### [Exercise prompt]
From the records below, give the number of lines that contain the string "listing", without any other text.

### [Entries provided]
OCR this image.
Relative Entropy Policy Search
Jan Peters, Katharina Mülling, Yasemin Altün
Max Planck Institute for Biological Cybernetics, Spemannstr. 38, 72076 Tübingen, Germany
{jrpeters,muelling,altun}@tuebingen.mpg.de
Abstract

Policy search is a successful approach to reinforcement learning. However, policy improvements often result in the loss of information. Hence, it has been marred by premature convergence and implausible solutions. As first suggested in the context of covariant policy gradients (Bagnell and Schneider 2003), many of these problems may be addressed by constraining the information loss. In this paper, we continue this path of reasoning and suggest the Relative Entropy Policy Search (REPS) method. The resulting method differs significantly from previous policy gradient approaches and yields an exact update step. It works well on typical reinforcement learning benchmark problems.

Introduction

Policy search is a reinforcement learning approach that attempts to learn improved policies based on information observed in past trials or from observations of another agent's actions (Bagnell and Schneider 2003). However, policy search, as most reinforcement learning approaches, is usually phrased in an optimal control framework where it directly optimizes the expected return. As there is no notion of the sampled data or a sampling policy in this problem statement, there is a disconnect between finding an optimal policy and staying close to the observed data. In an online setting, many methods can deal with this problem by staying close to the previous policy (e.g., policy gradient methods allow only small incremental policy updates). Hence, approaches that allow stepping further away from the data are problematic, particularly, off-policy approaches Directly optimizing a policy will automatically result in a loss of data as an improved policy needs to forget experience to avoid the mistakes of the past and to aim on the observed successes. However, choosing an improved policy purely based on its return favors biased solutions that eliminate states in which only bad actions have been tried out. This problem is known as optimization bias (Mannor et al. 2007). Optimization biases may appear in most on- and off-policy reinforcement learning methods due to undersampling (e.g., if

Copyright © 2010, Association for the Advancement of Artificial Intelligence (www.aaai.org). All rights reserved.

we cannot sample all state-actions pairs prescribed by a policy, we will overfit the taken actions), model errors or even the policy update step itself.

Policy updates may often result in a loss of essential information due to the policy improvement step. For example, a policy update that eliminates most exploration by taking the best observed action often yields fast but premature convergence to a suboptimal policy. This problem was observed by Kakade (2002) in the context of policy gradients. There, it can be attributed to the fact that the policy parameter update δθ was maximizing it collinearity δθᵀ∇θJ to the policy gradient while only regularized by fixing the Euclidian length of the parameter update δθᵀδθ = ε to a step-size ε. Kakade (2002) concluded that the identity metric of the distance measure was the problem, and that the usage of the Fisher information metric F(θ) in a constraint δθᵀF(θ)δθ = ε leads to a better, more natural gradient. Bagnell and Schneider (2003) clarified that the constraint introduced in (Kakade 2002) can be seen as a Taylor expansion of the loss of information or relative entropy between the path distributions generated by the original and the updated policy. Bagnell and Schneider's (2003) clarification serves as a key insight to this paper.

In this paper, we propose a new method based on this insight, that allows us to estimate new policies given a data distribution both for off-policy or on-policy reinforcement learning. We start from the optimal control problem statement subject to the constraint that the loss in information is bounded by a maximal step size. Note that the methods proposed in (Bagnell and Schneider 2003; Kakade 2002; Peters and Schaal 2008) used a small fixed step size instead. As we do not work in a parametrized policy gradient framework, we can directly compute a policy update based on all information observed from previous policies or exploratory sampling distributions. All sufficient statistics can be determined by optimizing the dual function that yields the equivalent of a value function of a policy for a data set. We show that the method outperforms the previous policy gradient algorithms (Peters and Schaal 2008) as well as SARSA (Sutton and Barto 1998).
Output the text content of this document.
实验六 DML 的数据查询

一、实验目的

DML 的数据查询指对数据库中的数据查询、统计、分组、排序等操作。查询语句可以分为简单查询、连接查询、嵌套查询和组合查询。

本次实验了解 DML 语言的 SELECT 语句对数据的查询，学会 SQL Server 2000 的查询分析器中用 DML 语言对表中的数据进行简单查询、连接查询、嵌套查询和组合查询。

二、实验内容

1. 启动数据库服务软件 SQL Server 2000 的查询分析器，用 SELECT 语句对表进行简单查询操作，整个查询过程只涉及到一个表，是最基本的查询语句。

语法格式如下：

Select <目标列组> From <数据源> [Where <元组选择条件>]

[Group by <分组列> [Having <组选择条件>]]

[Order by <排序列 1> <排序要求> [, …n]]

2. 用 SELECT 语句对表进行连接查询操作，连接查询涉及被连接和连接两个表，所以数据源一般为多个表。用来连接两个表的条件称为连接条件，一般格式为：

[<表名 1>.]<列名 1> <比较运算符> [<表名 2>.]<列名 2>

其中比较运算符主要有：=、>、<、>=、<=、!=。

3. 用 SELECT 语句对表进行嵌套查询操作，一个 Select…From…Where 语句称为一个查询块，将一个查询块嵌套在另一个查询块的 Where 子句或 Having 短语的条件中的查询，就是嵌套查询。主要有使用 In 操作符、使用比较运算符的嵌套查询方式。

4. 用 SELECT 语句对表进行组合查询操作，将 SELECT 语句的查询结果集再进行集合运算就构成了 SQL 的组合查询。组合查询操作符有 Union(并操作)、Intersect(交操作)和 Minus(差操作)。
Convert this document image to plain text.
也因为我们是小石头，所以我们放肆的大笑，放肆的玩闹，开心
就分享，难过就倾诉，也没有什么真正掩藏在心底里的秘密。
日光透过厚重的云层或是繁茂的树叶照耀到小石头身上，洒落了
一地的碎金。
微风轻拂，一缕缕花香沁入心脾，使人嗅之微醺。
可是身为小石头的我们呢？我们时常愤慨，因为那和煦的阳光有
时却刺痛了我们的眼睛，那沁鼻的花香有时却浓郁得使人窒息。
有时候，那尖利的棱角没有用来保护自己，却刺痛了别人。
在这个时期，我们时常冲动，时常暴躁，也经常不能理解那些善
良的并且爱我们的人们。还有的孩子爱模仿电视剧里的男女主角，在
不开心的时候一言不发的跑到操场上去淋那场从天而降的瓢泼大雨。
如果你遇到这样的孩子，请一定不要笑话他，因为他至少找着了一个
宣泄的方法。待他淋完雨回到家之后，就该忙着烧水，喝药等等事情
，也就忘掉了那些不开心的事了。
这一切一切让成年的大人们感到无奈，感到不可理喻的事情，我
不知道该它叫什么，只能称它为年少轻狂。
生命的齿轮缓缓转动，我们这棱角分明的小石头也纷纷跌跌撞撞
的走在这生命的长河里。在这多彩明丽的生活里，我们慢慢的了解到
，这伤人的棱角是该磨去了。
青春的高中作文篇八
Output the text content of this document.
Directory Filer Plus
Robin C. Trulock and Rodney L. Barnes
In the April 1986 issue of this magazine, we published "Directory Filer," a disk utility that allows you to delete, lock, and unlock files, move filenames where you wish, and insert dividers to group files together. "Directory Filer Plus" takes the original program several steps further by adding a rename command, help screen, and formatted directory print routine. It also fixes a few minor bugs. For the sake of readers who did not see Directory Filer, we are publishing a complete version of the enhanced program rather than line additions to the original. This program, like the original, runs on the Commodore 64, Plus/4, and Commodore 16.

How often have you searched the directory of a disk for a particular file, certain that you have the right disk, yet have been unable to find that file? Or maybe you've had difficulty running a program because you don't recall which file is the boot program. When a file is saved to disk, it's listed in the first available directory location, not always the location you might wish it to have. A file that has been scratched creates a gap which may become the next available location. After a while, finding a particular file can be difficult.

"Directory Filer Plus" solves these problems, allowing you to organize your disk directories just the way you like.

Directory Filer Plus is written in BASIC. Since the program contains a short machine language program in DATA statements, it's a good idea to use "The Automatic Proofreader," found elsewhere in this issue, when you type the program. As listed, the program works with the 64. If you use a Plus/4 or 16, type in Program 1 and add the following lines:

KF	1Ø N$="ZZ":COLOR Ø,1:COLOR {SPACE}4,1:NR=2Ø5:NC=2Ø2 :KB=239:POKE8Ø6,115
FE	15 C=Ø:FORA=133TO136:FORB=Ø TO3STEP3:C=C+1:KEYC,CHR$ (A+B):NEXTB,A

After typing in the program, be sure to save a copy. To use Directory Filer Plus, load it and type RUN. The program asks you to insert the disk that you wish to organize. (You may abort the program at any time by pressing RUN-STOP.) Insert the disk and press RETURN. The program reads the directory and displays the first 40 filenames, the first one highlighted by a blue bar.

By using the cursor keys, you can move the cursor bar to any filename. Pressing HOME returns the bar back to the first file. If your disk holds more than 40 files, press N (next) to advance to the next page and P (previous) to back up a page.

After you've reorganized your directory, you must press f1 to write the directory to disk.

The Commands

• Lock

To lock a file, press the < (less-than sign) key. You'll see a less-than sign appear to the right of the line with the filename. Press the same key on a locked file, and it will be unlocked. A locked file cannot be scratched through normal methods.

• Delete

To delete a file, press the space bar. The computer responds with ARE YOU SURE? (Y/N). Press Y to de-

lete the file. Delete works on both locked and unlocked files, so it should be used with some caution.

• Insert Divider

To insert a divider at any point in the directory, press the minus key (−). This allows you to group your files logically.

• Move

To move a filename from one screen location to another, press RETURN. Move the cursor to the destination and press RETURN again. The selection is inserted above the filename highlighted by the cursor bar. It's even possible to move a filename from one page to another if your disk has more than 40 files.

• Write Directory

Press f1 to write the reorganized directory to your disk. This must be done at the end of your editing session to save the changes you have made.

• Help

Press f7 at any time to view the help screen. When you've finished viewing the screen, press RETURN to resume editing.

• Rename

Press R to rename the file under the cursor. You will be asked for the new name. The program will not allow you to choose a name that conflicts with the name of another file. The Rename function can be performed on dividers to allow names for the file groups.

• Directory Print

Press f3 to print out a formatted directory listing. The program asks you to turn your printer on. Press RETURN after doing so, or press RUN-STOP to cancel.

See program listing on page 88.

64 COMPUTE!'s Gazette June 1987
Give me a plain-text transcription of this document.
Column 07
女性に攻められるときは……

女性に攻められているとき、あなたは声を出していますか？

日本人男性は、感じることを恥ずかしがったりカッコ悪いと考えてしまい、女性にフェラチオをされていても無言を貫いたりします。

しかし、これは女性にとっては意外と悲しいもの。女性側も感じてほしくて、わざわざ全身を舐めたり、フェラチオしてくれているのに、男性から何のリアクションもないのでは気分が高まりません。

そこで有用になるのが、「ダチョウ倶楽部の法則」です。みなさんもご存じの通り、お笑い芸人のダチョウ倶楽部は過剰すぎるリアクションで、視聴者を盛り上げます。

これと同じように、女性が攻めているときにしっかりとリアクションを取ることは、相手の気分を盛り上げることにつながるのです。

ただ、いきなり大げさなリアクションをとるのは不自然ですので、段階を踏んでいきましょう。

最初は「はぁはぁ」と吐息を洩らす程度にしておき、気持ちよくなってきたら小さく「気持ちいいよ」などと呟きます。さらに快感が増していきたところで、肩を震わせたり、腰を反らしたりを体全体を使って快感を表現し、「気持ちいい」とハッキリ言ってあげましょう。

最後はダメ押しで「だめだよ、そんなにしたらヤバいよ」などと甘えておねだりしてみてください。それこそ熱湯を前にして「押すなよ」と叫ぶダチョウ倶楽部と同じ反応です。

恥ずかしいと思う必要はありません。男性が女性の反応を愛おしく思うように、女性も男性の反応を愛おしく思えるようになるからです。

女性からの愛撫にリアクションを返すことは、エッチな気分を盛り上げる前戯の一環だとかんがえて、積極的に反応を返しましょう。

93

### [Solution to this problem]
2